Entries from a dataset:
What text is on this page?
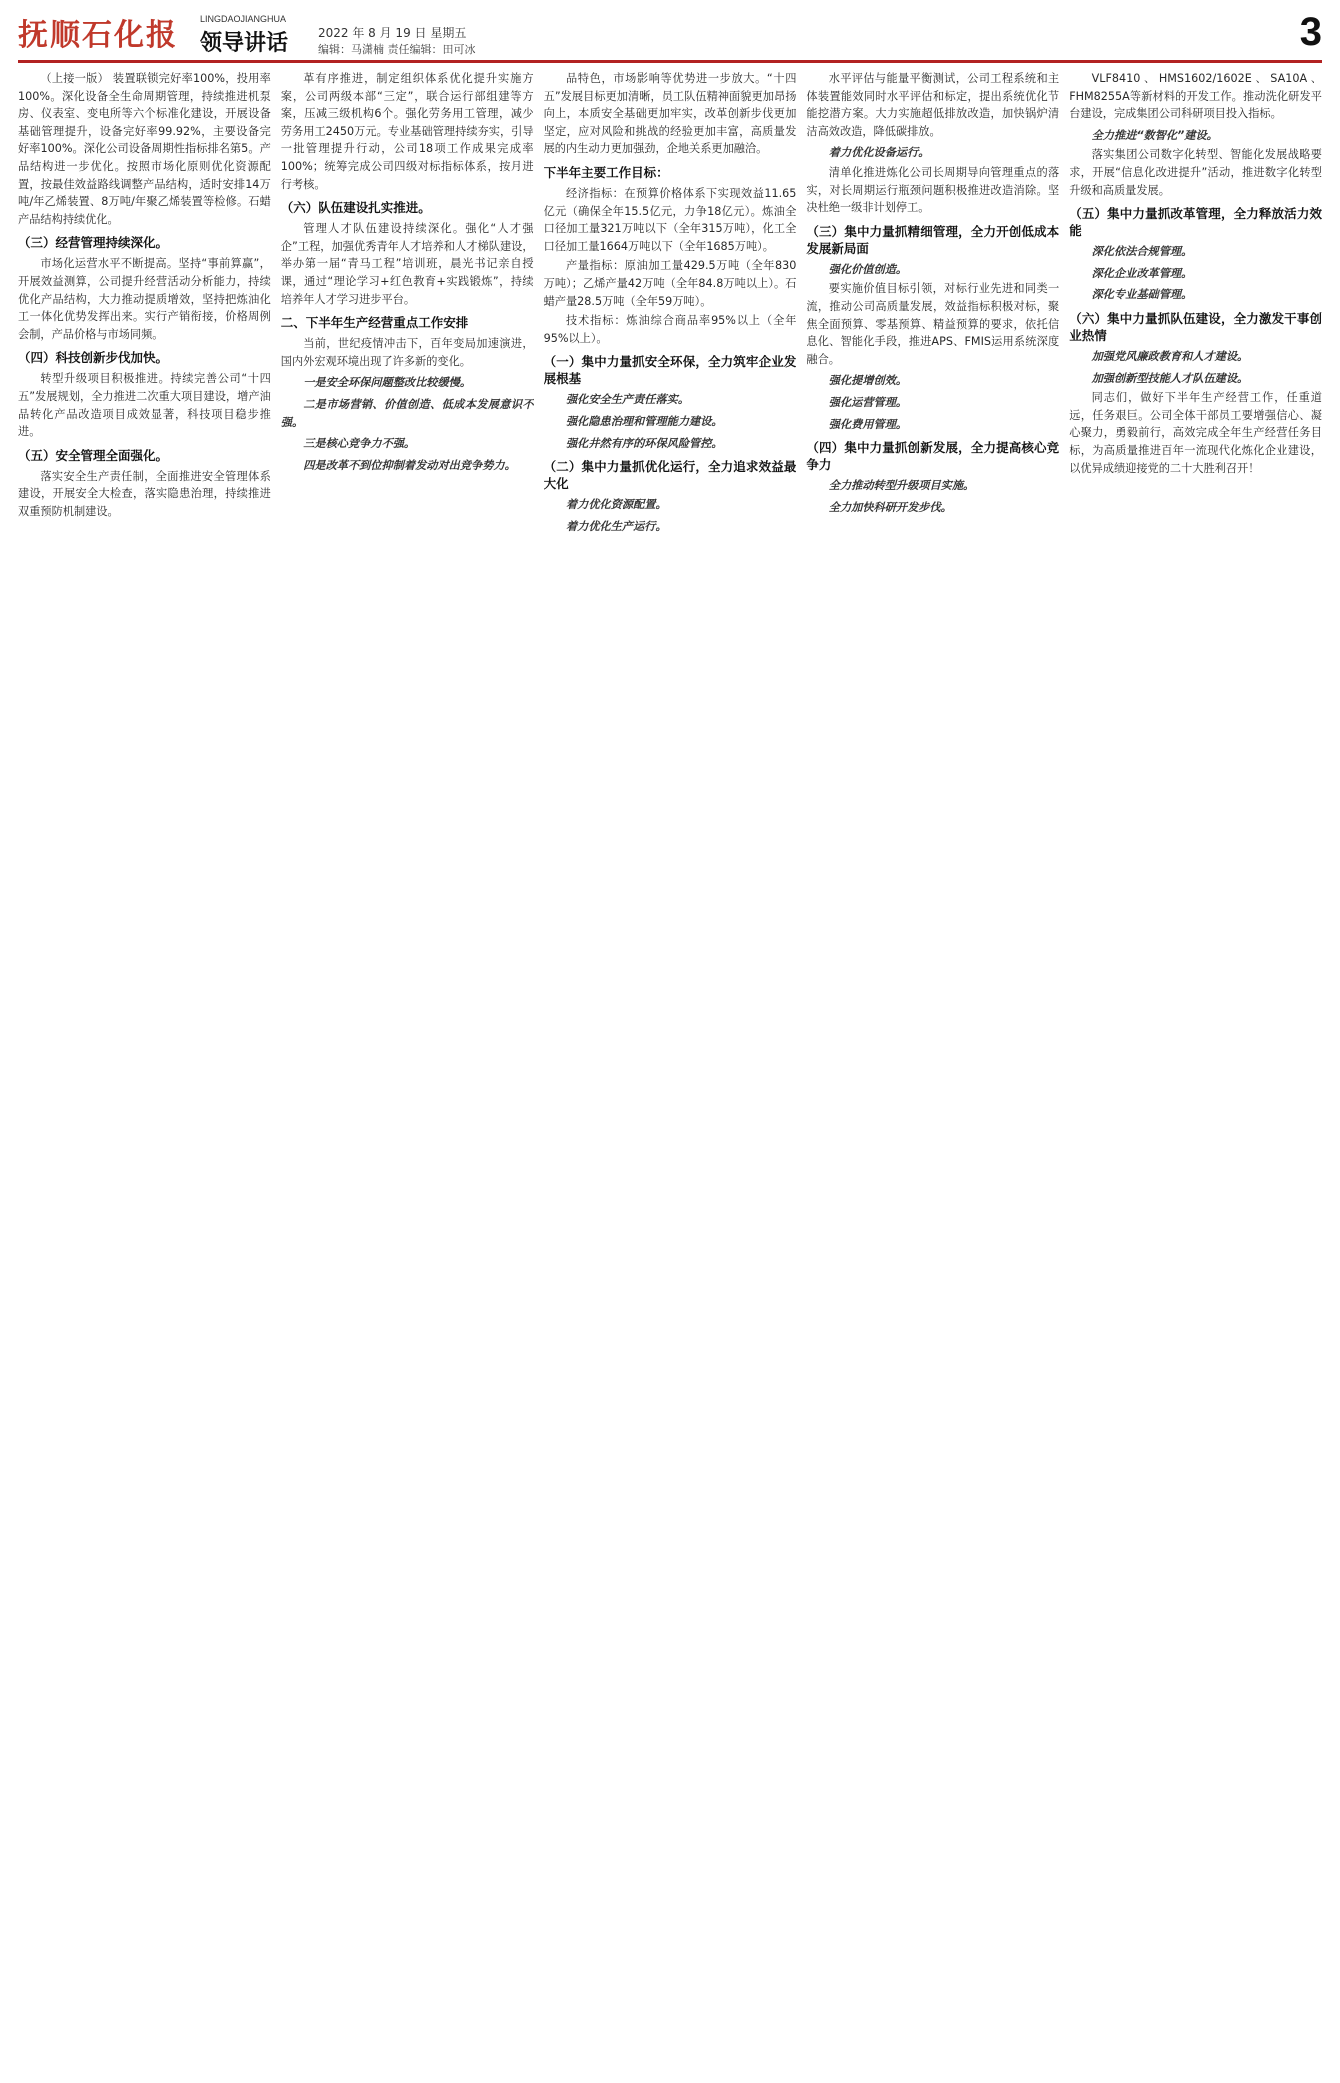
抚顺石化报 LINGDAOJIANGHUA
领导讲话 2022 年 8 月 19 日 星期五
编辑：马潇楠 责任编辑：田可冰	3

（上接一版） 装置联锁完好率100%，投用率100%。深化设备全生命周期管理，持续推进机泵房、仪表室、变电所等六个标准化建设，开展设备基础管理提升，设备完好率99.92%，主要设备完好率100%。深化公司设备周期性指标排名第5。产品结构进一步优化。按照市场化原则优化资源配置，按最佳效益路线调整产品结构，适时安排14万吨/年乙烯装置、8万吨/年聚乙烯装置等检修。石蜡产品结构持续优化。

（三）经营管理持续深化。

市场化运营水平不断提高。坚持“事前算赢”，开展效益测算，公司提升经营活动分析能力，持续优化产品结构，大力推动提质增效，坚持把炼油化工一体化优势发挥出来。实行产销衔接，价格周例会制，产品价格与市场同频。

（四）科技创新步伐加快。

转型升级项目积极推进。持续完善公司“十四五”发展规划，全力推进二次重大项目建设，增产油品转化产品改造项目成效显著，科技项目稳步推进。

（五）安全管理全面强化。

落实安全生产责任制，全面推进安全管理体系建设，开展安全大检查，落实隐患治理，持续推进双重预防机制建设。

革有序推进，制定组织体系优化提升实施方案，公司两级本部“三定”，联合运行部组建等方案，压减三级机构6个。强化劳务用工管理，减少劳务用工2450万元。专业基础管理持续夯实，引导一批管理提升行动，公司18项工作成果完成率100%；统筹完成公司四级对标指标体系，按月进行考核。

（六）队伍建设扎实推进。

管理人才队伍建设持续深化。强化“人才强企”工程，加强优秀青年人才培养和人才梯队建设，举办第一届“青马工程”培训班，晨光书记亲自授课，通过“理论学习+红色教育+实践锻炼”，持续培养年人才学习进步平台。

二、下半年生产经营重点工作安排

当前，世纪疫情冲击下，百年变局加速演进，国内外宏观环境出现了许多新的变化。

一是安全环保问题整改比较缓慢。
二是市场营销、价值创造、低成本发展意识不强。
三是核心竞争力不强。
四是改革不到位抑制着发动对出竞争势力。

品特色，市场影响等优势进一步放大。“十四五”发展目标更加清晰，员工队伍精神面貌更加昂扬向上，本质安全基础更加牢实，改革创新步伐更加坚定，应对风险和挑战的经验更加丰富，高质量发展的内生动力更加强劲，企地关系更加融洽。

下半年主要工作目标：

经济指标：在预算价格体系下实现效益11.65亿元（确保全年15.5亿元，力争18亿元）。炼油全口径加工量321万吨以下（全年315万吨），化工全口径加工量1664万吨以下（全年1685万吨）。

产量指标：原油加工量429.5万吨（全年830万吨）；乙烯产量42万吨（全年84.8万吨以上）。石蜡产量28.5万吨（全年59万吨）。

技术指标：炼油综合商品率95%以上（全年95%以上）。

（一）集中力量抓安全环保，全力筑牢企业发展根基
强化安全生产责任落实。
强化隐患治理和管理能力建设。
强化井然有序的环保风险管控。
（二）集中力量抓优化运行，全力追求效益最大化
着力优化资源配置。
着力优化生产运行。

水平评估与能量平衡测试，公司工程系统和主体装置能效同时水平评估和标定，提出系统优化节能挖潜方案。大力实施超低排放改造，加快锅炉清洁高效改造，降低碳排放。

着力优化设备运行。

清单化推进炼化公司长周期导向管理重点的落实，对长周期运行瓶颈问题积极推进改造消除。坚决杜绝一级非计划停工。

（三）集中力量抓精细管理，全力开创低成本发展新局面
强化价值创造。

要实施价值目标引领，对标行业先进和同类一流，推动公司高质量发展，效益指标积极对标，聚焦全面预算、零基预算、精益预算的要求，依托信息化、智能化手段，推进APS、FMIS运用系统深度融合。

强化提增创效。
强化运营管理。
强化费用管理。
（四）集中力量抓创新发展，全力提高核心竞争力
全力推动转型升级项目实施。
全力加快科研开发步伐。

VLF8410、HMS1602/1602E、SA10A、FHM8255A等新材料的开发工作。推动洗化研发平台建设，完成集团公司科研项目投入指标。

全力推进“数智化”建设。

落实集团公司数字化转型、智能化发展战略要求，开展“信息化改进提升”活动，推进数字化转型升级和高质量发展。

（五）集中力量抓改革管理，全力释放活力效能
深化依法合规管理。
深化企业改革管理。
深化专业基础管理。
（六）集中力量抓队伍建设，全力激发干事创业热情
加强党风廉政教育和人才建设。
加强创新型技能人才队伍建设。

同志们，做好下半年生产经营工作，任重道远，任务艰巨。公司全体干部员工要增强信心、凝心聚力，勇毅前行，高效完成全年生产经营任务目标，为高质量推进百年一流现代化炼化企业建设，以优异成绩迎接党的二十大胜利召开！
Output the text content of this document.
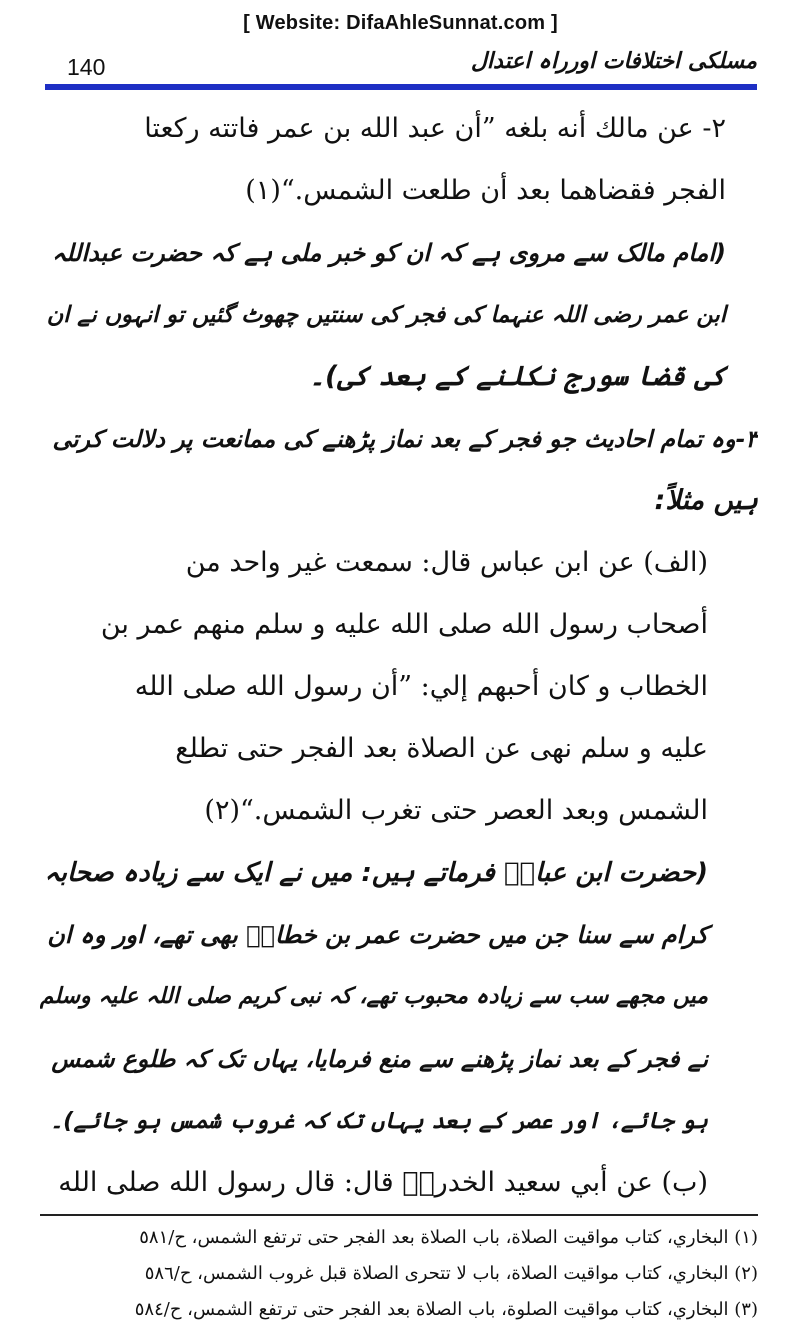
[ Website: DifaAhleSunnat.com ]
140	مسلکی اختلافات اورراہ اعتدال
٢- عن مالك أنه بلغه ”أن عبد الله بن عمر فاتته ركعتا
الفجر فقضاهما بعد أن طلعت الشمس.“(١)
(امام مالک سے مروی ہے کہ ان کو خبر ملی ہے کہ حضرت عبداللہ
ابن عمر رضی اللہ عنہما کی فجر کی سنتیں چھوٹ گئیں تو انہوں نے ان
کی قضا سورج نکلنے کے بعد کی)۔
٣-وہ تمام احادیث جو فجر کے بعد نماز پڑھنے کی ممانعت پر دلالت کرتی
ہیں مثلاً:
(الف) عن ابن عباس قال: سمعت غير واحد من
أصحاب رسول الله صلى الله عليه و سلم منهم عمر بن
الخطاب و كان أحبهم إلي: ”أن رسول الله صلى الله
عليه و سلم نهى عن الصلاة بعد الفجر حتى تطلع
الشمس وبعد العصر حتى تغرب الشمس.“(٢)
(حضرت ابن عباسؓ فرماتے ہیں: میں نے ایک سے زیادہ صحابہ
کرام سے سنا جن میں حضرت عمر بن خطابؓ بھی تھے، اور وہ ان
میں مجھے سب سے زیادہ محبوب تھے، کہ نبی کریم صلی اللہ علیہ وسلم
نے فجر کے بعد نماز پڑھنے سے منع فرمایا، یہاں تک کہ طلوع شمس
ہو جائے، اور عصر کے بعد یہاں تک کہ غروب شمس ہو جائے)۔
(ب) عن أبي سعيد الخدريؓ قال: قال رسول الله صلى الله
(١) البخاري، كتاب مواقيت الصلاة، باب الصلاة بعد الفجر حتى ترتفع الشمس، ح/٥٨١
(٢) البخاري، كتاب مواقيت الصلاة، باب لا تتحرى الصلاة قبل غروب الشمس، ح/٥٨٦
(٣) البخاري، كتاب مواقيت الصلوة، باب الصلاة بعد الفجر حتى ترتفع الشمس، ح/٥٨٤
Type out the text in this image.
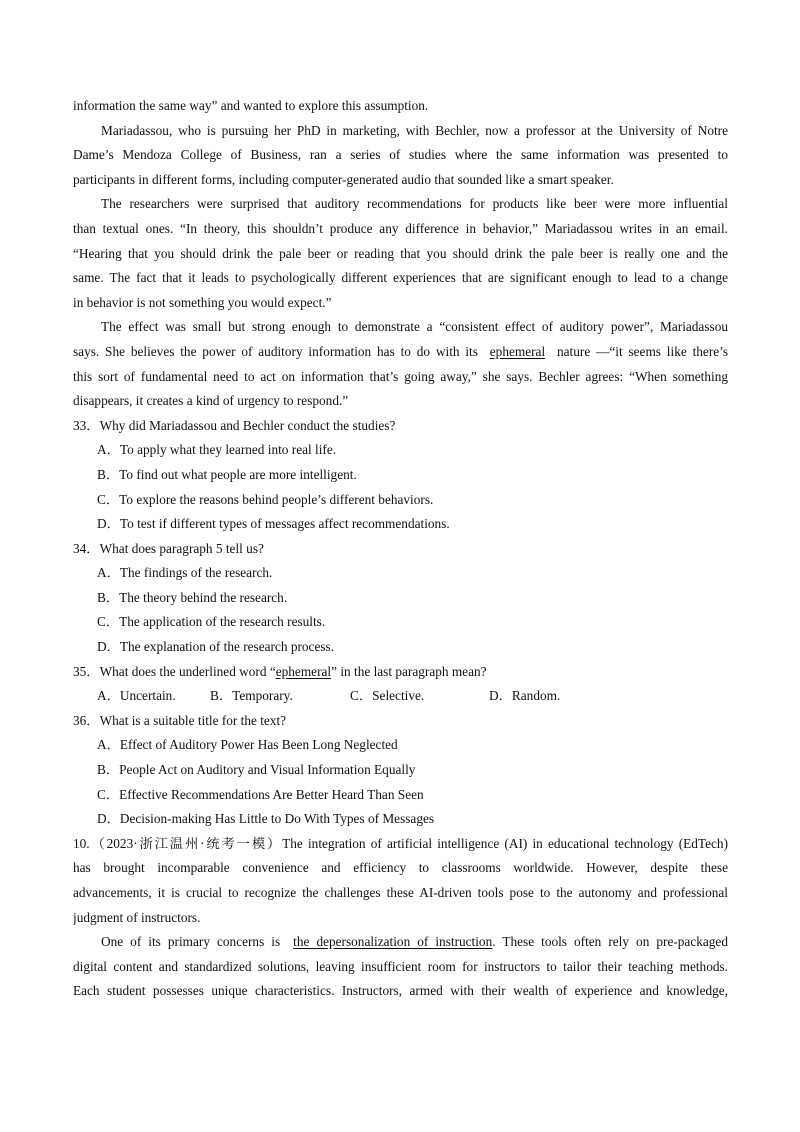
information the same way” and wanted to explore this assumption.
Mariadassou, who is pursuing her PhD in marketing, with Bechler, now a professor at the University of Notre
Dame’s Mendoza College of Business, ran a series of studies where the same information was presented to
participants in different forms, including computer-generated audio that sounded like a smart speaker.
The researchers were surprised that auditory recommendations for products like beer were more influential
than textual ones. “In theory, this shouldn’t produce any difference in behavior,” Mariadassou writes in an email.
“Hearing that you should drink the pale beer or reading that you should drink the pale beer is really one and the
same. The fact that it leads to psychologically different experiences that are significant enough to lead to a change
in behavior is not something you would expect.”
The effect was small but strong enough to demonstrate a “consistent effect of auditory power”, Mariadassou
says. She believes the power of auditory information has to do with its ephemeral nature —“it seems like there’s
this sort of fundamental need to act on information that’s going away,” she says. Bechler agrees: “When something
disappears, it creates a kind of urgency to respond.”
33．Why did Mariadassou and Bechler conduct the studies?
A．To apply what they learned into real life.
B．To find out what people are more intelligent.
C．To explore the reasons behind people’s different behaviors.
D．To test if different types of messages affect recommendations.
34．What does paragraph 5 tell us?
A．The findings of the research.
B．The theory behind the research.
C．The application of the research results.
D．The explanation of the research process.
35．What does the underlined word “ephemeral” in the last paragraph mean?
A．Uncertain.	B．Temporary.	C．Selective.	D．Random.
36．What is a suitable title for the text?
A．Effect of Auditory Power Has Been Long Neglected
B．People Act on Auditory and Visual Information Equally
C．Effective Recommendations Are Better Heard Than Seen
D．Decision-making Has Little to Do With Types of Messages
10.（2023·浙江温州·统考一模）The integration of artificial intelligence (AI) in educational technology (EdTech)
has brought incomparable convenience and efficiency to classrooms worldwide. However, despite these
advancements, it is crucial to recognize the challenges these AI-driven tools pose to the autonomy and professional
judgment of instructors.
One of its primary concerns is the depersonalization of instruction. These tools often rely on pre-packaged
digital content and standardized solutions, leaving insufficient room for instructors to tailor their teaching methods.
Each student possesses unique characteristics. Instructors, armed with their wealth of experience and knowledge,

Work to complete: Take every line from the data that contains the word "like".

Expected output:
participants in different forms, including computer-generated audio that sounded like a smart speaker.
The researchers were surprised that auditory recommendations for products like beer were more influential
says. She believes the power of auditory information has to do with its ephemeral nature —“it seems like there’s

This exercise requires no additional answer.